Aim: Transcribe the whole listing without a single picture.

--- Begin Task input ---

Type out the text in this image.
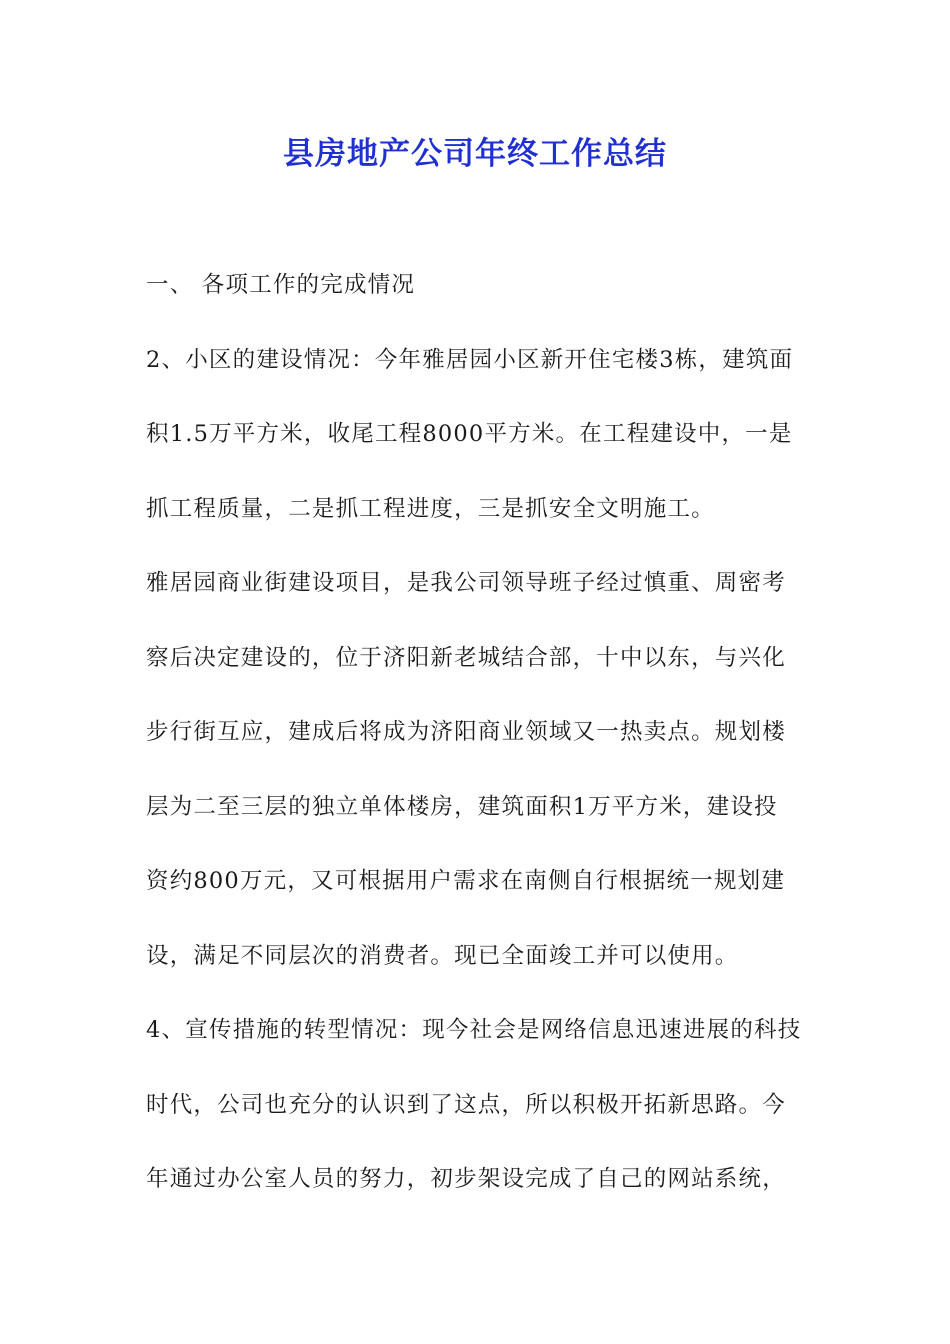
县房地产公司年终工作总结
一、 各项工作的完成情况
2、小区的建设情况：今年雅居园小区新开住宅楼3栋，建筑面
积1.5万平方米，收尾工程8000平方米。在工程建设中，一是
抓工程质量，二是抓工程进度，三是抓安全文明施工。
雅居园商业街建设项目，是我公司领导班子经过慎重、周密考
察后决定建设的，位于济阳新老城结合部，十中以东，与兴化
步行街互应，建成后将成为济阳商业领域又一热卖点。规划楼
层为二至三层的独立单体楼房，建筑面积1万平方米，建设投
资约800万元，又可根据用户需求在南侧自行根据统一规划建
设，满足不同层次的消费者。现已全面竣工并可以使用。
4、宣传措施的转型情况：现今社会是网络信息迅速进展的科技
时代，公司也充分的认识到了这点，所以积极开拓新思路。今
年通过办公室人员的努力，初步架设完成了自己的网站系统，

--- End Task input ---

Response below:
Type out the text in this image.
县房地产公司年终工作总结
一、 各项工作的完成情况
2、小区的建设情况：今年雅居园小区新开住宅楼3栋，建筑面
积1.5万平方米，收尾工程8000平方米。在工程建设中，一是
抓工程质量，二是抓工程进度，三是抓安全文明施工。
雅居园商业街建设项目，是我公司领导班子经过慎重、周密考
察后决定建设的，位于济阳新老城结合部，十中以东，与兴化
步行街互应，建成后将成为济阳商业领域又一热卖点。规划楼
层为二至三层的独立单体楼房，建筑面积1万平方米，建设投
资约800万元，又可根据用户需求在南侧自行根据统一规划建
设，满足不同层次的消费者。现已全面竣工并可以使用。
4、宣传措施的转型情况：现今社会是网络信息迅速进展的科技
时代，公司也充分的认识到了这点，所以积极开拓新思路。今
年通过办公室人员的努力，初步架设完成了自己的网站系统，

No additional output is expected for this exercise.